++++ Data supplied ++++

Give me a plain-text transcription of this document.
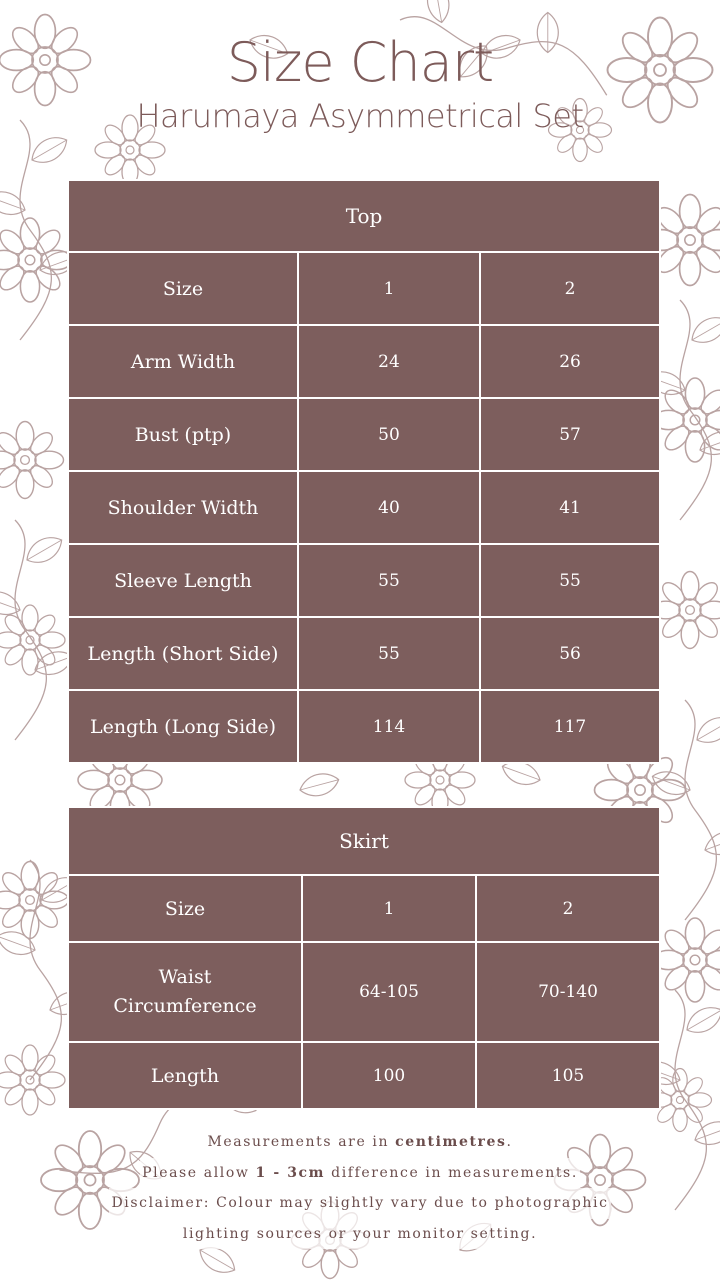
Size Chart
Harumaya Asymmetrical Set
Top		
Size	1	2
Arm Width	24	26
Bust (ptp)	50	57
Shoulder Width	40	41
Sleeve Length	55	55
Length (Short Side)	55	56
Length (Long Side)	114	117
Skirt		
Size	1	2
Waist
Circumference	64-105	70-140
Length	100	105
Measurements are in centimetres.
Please allow 1 - 3cm difference in measurements.
Disclaimer: Colour may slightly vary due to photographic
lighting sources or your monitor setting.
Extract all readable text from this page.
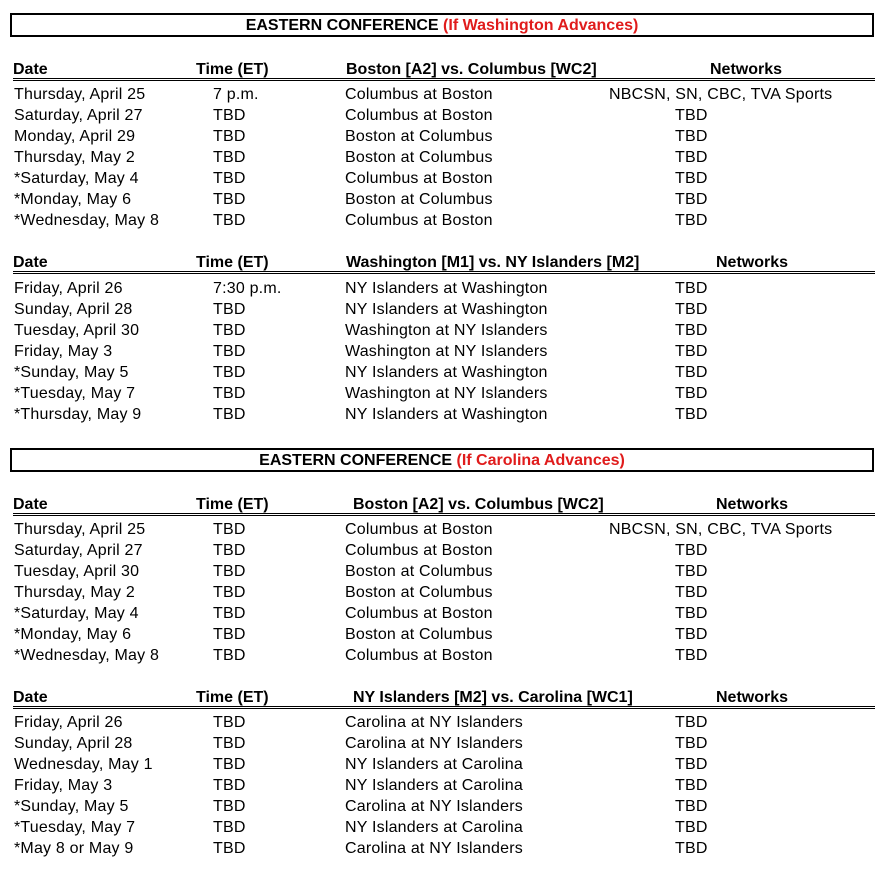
EASTERN CONFERENCE (If Washington Advances)
Date	Time (ET)	Boston [A2] vs. Columbus [WC2]	Networks
Thursday, April 25	7 p.m.	Columbus at Boston	NBCSN, SN, CBC, TVA Sports
Saturday, April 27	TBD	Columbus at Boston	TBD
Monday, April 29	TBD	Boston at Columbus	TBD
Thursday, May 2	TBD	Boston at Columbus	TBD
*Saturday, May 4	TBD	Columbus at Boston	TBD
*Monday, May 6	TBD	Boston at Columbus	TBD
*Wednesday, May 8	TBD	Columbus at Boston	TBD
Date	Time (ET)	Washington [M1] vs. NY Islanders [M2]	Networks
Friday, April 26	7:30 p.m.	NY Islanders at Washington	TBD
Sunday, April 28	TBD	NY Islanders at Washington	TBD
Tuesday, April 30	TBD	Washington at NY Islanders	TBD
Friday, May 3	TBD	Washington at NY Islanders	TBD
*Sunday, May 5	TBD	NY Islanders at Washington	TBD
*Tuesday, May 7	TBD	Washington at NY Islanders	TBD
*Thursday, May 9	TBD	NY Islanders at Washington	TBD
EASTERN CONFERENCE (If Carolina Advances)
Date	Time (ET)	Boston [A2] vs. Columbus [WC2]	Networks
Thursday, April 25	TBD	Columbus at Boston	NBCSN, SN, CBC, TVA Sports
Saturday, April 27	TBD	Columbus at Boston	TBD
Tuesday, April 30	TBD	Boston at Columbus	TBD
Thursday, May 2	TBD	Boston at Columbus	TBD
*Saturday, May 4	TBD	Columbus at Boston	TBD
*Monday, May 6	TBD	Boston at Columbus	TBD
*Wednesday, May 8	TBD	Columbus at Boston	TBD
Date	Time (ET)	NY Islanders [M2] vs. Carolina [WC1]	Networks
Friday, April 26	TBD	Carolina at NY Islanders	TBD
Sunday, April 28	TBD	Carolina at NY Islanders	TBD
Wednesday, May 1	TBD	NY Islanders at Carolina	TBD
Friday, May 3	TBD	NY Islanders at Carolina	TBD
*Sunday, May 5	TBD	Carolina at NY Islanders	TBD
*Tuesday, May 7	TBD	NY Islanders at Carolina	TBD
*May 8 or May 9	TBD	Carolina at NY Islanders	TBD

++++

*Work to be completed*. Transcribe every record above exactly as written, leaving out any pictures.

*Solution*.
Give me a plain-text transcription of this document.
Size Chart
Harumaya Asymmetrical Set
Top		
Size	1	2
Arm Width	24	26
Bust (ptp)	50	57
Shoulder Width	40	41
Sleeve Length	55	55
Length (Short Side)	55	56
Length (Long Side)	114	117
Skirt		
Size	1	2
Waist
Circumference	64-105	70-140
Length	100	105
Measurements are in centimetres.
Please allow 1 - 3cm difference in measurements.
Disclaimer: Colour may slightly vary due to photographic
lighting sources or your monitor setting.
Extract all readable text from this page.
EASTERN CONFERENCE (If Washington Advances)
Date	Time (ET)	Boston [A2] vs. Columbus [WC2]	Networks
Thursday, April 25	7 p.m.	Columbus at Boston	NBCSN, SN, CBC, TVA Sports
Saturday, April 27	TBD	Columbus at Boston	TBD
Monday, April 29	TBD	Boston at Columbus	TBD
Thursday, May 2	TBD	Boston at Columbus	TBD
*Saturday, May 4	TBD	Columbus at Boston	TBD
*Monday, May 6	TBD	Boston at Columbus	TBD
*Wednesday, May 8	TBD	Columbus at Boston	TBD
Date	Time (ET)	Washington [M1] vs. NY Islanders [M2]	Networks
Friday, April 26	7:30 p.m.	NY Islanders at Washington	TBD
Sunday, April 28	TBD	NY Islanders at Washington	TBD
Tuesday, April 30	TBD	Washington at NY Islanders	TBD
Friday, May 3	TBD	Washington at NY Islanders	TBD
*Sunday, May 5	TBD	NY Islanders at Washington	TBD
*Tuesday, May 7	TBD	Washington at NY Islanders	TBD
*Thursday, May 9	TBD	NY Islanders at Washington	TBD
EASTERN CONFERENCE (If Carolina Advances)
Date	Time (ET)	Boston [A2] vs. Columbus [WC2]	Networks
Thursday, April 25	TBD	Columbus at Boston	NBCSN, SN, CBC, TVA Sports
Saturday, April 27	TBD	Columbus at Boston	TBD
Tuesday, April 30	TBD	Boston at Columbus	TBD
Thursday, May 2	TBD	Boston at Columbus	TBD
*Saturday, May 4	TBD	Columbus at Boston	TBD
*Monday, May 6	TBD	Boston at Columbus	TBD
*Wednesday, May 8	TBD	Columbus at Boston	TBD
Date	Time (ET)	NY Islanders [M2] vs. Carolina [WC1]	Networks
Friday, April 26	TBD	Carolina at NY Islanders	TBD
Sunday, April 28	TBD	Carolina at NY Islanders	TBD
Wednesday, May 1	TBD	NY Islanders at Carolina	TBD
Friday, May 3	TBD	NY Islanders at Carolina	TBD
*Sunday, May 5	TBD	Carolina at NY Islanders	TBD
*Tuesday, May 7	TBD	NY Islanders at Carolina	TBD
*May 8 or May 9	TBD	Carolina at NY Islanders	TBD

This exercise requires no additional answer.